Exercise:
Establish how many lines in the material include the string "text" and report it as a lone number.

Recorded information:
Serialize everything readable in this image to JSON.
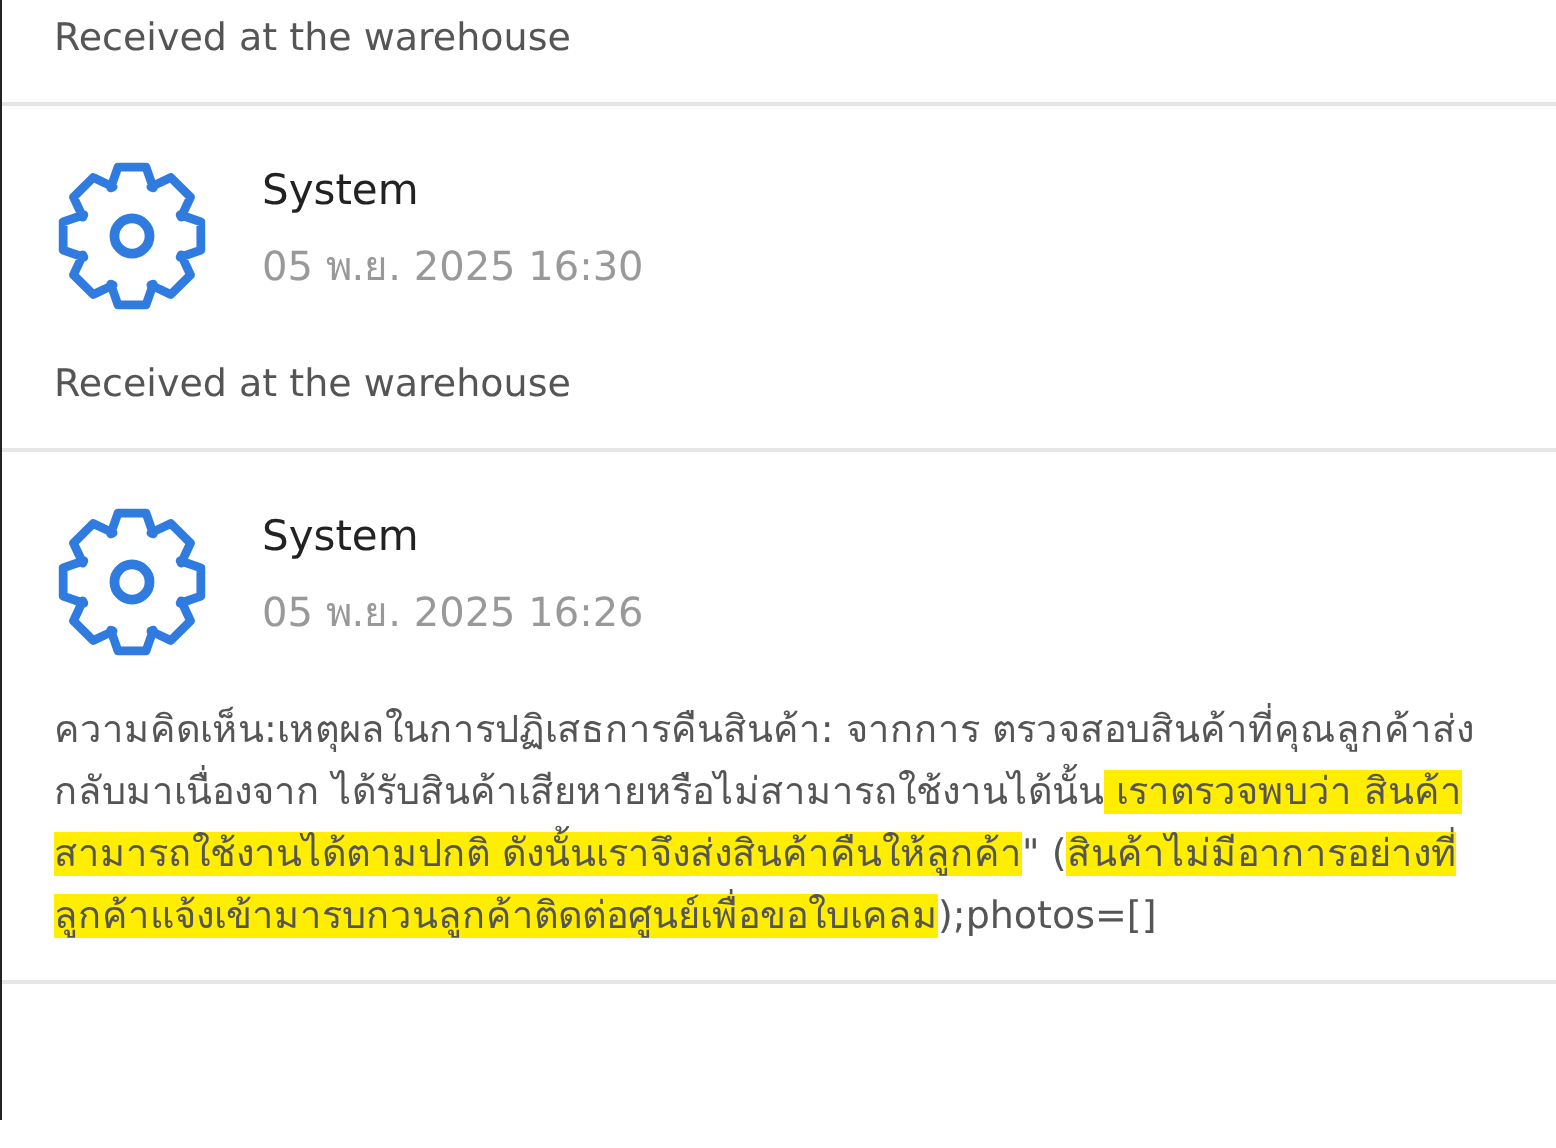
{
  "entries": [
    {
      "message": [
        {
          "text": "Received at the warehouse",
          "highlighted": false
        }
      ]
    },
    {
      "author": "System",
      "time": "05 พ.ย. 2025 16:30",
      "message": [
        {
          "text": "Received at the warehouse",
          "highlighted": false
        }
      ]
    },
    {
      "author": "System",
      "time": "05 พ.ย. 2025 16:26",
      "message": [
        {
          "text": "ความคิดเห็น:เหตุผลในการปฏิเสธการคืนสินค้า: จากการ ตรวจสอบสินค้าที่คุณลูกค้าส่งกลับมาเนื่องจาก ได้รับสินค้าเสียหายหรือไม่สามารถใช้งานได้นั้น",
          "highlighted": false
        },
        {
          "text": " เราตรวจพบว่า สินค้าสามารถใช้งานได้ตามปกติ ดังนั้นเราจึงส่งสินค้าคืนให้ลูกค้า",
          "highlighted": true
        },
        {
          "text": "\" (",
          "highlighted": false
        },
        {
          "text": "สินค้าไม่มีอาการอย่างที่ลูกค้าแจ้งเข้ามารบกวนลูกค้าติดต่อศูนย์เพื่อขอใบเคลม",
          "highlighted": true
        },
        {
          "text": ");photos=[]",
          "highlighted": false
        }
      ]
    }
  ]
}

Problem solution:
7